STATED PROBLEM 1: In the article on Lochan v. Binance, which city was the last arbitration forum that Binance set?
STATED PROBLEM 2: Summarize the article on Lochan v. Binance in two sentences.

SELECTION:
○ ○ ○ ○
Lochan v. Binance Holdings Limited: Not All Mandatory Arbitration Provisions Are Here To Stay

  • 27 novembre 2024
  • Aryan Ziaie

Introduction

Courts continue to clarify which mandatory arbitration provisions are enforceable following Uber Technologies Inc. v. Heller[1]. Corporations rely on mandatory arbitration provisions, often twinned with collective action waivers, to prohibit claimants from bringing civil proceedings that seek collective redress. Scholars observe that this strategy of “private procedural ordering”[2] – in which parties impose private procedural rules for dispute resolution, displacing the role of public courts – harnesses freedom of contract to eliminate class actions and, consequently, certain types of claims.[3]

Over the past few years, Canadian courts have considered the circumstances in which proposed class proceedings should be stayed in favour of mandatory arbitration. The Court of Appeal’s recent decision in Lochan v. Binance Holdings Limited[4] reiterates that a central concern for courts is whether an arbitration provision genuinely offers an alternative dispute resolution process or practically extinguishes the ability of claimants to vindicate their rights.

Background

The appellant, Binance Holdings Limited (“Binance”),[5] operates the world’s largest cryptocurrency trading platform. Between 2019 and early 2022, Binance sold cryptocurrency derivates to Canadians through its website. Cryptocurrency derivates contracts are novel, complex, and risky securities that present investor protection concerns. A cryptocurrency derivates seller is required to file a prospectus.[6]

In the underlying action, the representative plaintiffs commenced a proposed class proceeding against Binance, under s. 133 of the Ontario Securities Act,[7] for rescission or damages because Binance never filed or delivered a prospectus to investors with respect to its securities offerings.[8]

The Motion to Stay

Binance moved to stay the action on the basis that users of Binance’s website agreed to a terms of use contract (“TOU”), which required that any disputes be resolved by arbitration. The motion judge dismissed Binance’s stay motion. He found that the arbitration clause in the TOU was void both as contrary to public policy and because it was unconscionable based on several findings, including the following:

  • Binance’s website prompted users to open accounts under 30 seconds, during which they were purported to agree to roughly 50 pages of terms, including the arbitration clause;
  • The arbitration clause provided that Binance could change any part of the arbitration agreement, and users agreed to subsequent amendments by agreeing to the TOU;
  • Binance had changed the forum of arbitration and the governing law four times to various destinations far from Canada, and in one period to “an unspecific location, under unspecified law, under unspecified administration and rules”; and
  • The last forum for arbitration set by Binance – Hong Kong – imposed prohibitive costs. The median cost of disputes under $1M USD was approximately $36,000 CAD, excluding costs of travel, accommodation, tribunal appointed expert advice, legal fees, transcript services, etc.[9]

The motion judge found that the starting cost to access the arbitral tribunal rendered the forum inaccessible to the average cryptocurrency investor. He also found that Binance drafted the TOU to “take advantage of the complexity…hidden behind that superficially benign appearance of an arbitration clause”, with details of the arbitration clause “buried out of sight, and the logistical complexity and expense of arbitration […] not revealed anywhere.”[10]

The Appeal

The central issue on appeal concerned whether the motion judge properly established an exception to the competence-competence principle to assume jurisdiction and determine the validity of the arbitration clause.
○ ○ ○ ○
RAW RECORDS:

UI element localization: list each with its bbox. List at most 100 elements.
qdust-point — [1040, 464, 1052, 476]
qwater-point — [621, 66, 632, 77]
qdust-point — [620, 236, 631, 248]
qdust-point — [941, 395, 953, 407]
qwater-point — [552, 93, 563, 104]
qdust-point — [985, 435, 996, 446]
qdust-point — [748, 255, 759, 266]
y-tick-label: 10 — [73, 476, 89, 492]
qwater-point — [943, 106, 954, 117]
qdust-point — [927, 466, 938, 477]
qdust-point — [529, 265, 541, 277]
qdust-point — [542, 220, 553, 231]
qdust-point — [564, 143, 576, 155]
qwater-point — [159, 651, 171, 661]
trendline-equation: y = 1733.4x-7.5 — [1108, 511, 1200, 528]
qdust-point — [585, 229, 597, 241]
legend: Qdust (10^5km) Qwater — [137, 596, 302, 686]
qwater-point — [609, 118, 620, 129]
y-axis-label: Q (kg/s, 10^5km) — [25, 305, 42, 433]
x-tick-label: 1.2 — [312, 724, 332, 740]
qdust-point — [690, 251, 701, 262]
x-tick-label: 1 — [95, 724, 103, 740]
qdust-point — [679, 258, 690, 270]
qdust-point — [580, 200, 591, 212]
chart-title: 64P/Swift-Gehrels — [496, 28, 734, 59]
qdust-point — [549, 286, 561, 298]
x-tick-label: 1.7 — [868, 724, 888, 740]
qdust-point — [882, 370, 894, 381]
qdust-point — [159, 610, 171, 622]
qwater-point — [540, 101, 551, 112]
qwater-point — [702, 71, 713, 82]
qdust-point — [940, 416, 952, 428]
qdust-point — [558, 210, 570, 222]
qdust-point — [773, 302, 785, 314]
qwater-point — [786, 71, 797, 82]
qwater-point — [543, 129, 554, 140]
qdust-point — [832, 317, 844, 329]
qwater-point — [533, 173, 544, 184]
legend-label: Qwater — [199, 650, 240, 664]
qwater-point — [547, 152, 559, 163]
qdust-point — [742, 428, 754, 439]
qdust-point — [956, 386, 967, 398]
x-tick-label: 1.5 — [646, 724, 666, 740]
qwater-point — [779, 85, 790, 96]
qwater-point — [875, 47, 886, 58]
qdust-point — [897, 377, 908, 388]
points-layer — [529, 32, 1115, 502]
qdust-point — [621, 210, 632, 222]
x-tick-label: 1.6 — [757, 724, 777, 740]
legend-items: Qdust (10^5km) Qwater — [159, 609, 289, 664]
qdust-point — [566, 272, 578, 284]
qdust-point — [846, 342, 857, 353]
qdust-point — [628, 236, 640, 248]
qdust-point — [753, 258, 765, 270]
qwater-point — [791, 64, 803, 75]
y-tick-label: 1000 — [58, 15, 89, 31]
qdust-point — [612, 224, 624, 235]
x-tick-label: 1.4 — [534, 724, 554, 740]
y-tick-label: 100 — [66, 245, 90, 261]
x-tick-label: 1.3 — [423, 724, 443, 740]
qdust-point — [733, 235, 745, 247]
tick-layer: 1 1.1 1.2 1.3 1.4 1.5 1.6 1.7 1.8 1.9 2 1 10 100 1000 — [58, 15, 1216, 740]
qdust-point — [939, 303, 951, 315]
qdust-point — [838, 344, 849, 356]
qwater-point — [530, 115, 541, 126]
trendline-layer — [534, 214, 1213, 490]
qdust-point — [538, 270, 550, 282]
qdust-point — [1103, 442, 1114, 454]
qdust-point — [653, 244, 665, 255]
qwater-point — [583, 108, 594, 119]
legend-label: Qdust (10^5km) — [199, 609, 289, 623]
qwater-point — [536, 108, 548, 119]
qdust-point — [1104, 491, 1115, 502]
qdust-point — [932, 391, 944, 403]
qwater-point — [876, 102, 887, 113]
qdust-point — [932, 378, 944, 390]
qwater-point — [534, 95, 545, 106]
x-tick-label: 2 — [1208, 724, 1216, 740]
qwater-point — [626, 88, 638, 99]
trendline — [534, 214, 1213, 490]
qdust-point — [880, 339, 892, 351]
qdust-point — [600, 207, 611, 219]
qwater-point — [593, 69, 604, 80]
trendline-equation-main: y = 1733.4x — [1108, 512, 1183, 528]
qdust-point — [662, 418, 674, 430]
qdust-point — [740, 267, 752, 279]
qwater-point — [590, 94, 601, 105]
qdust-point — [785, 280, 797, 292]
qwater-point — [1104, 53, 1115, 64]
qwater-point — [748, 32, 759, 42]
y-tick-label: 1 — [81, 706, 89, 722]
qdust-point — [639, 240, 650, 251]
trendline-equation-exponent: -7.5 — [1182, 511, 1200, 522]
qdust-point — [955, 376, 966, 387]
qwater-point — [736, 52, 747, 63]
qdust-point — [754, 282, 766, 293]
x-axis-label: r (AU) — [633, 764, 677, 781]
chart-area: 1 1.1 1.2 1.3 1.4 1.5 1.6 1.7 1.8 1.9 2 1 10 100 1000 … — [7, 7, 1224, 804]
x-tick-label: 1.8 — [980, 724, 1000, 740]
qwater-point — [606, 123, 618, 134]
○ ○ ○ ○
CORRECT OUTPUT 1: Hong Kong

CORRECT OUTPUT 2: Representative plaintiffs brought a proposed class proceeding against Binance under s. 133 of the Ontario Securities Act because it never filed or delivered a prospectus for the cryptocurrency securities it sold to Canadians, and Binance moved to stay the action in favor of arbitration under its terms of use. The motion judge dismissed the stay, finding the arbitration clause void as contrary to public policy and unconscionable, and the central issue on appeal was whether he properly established an exception to the competence-competence principle to decide the clause's validity.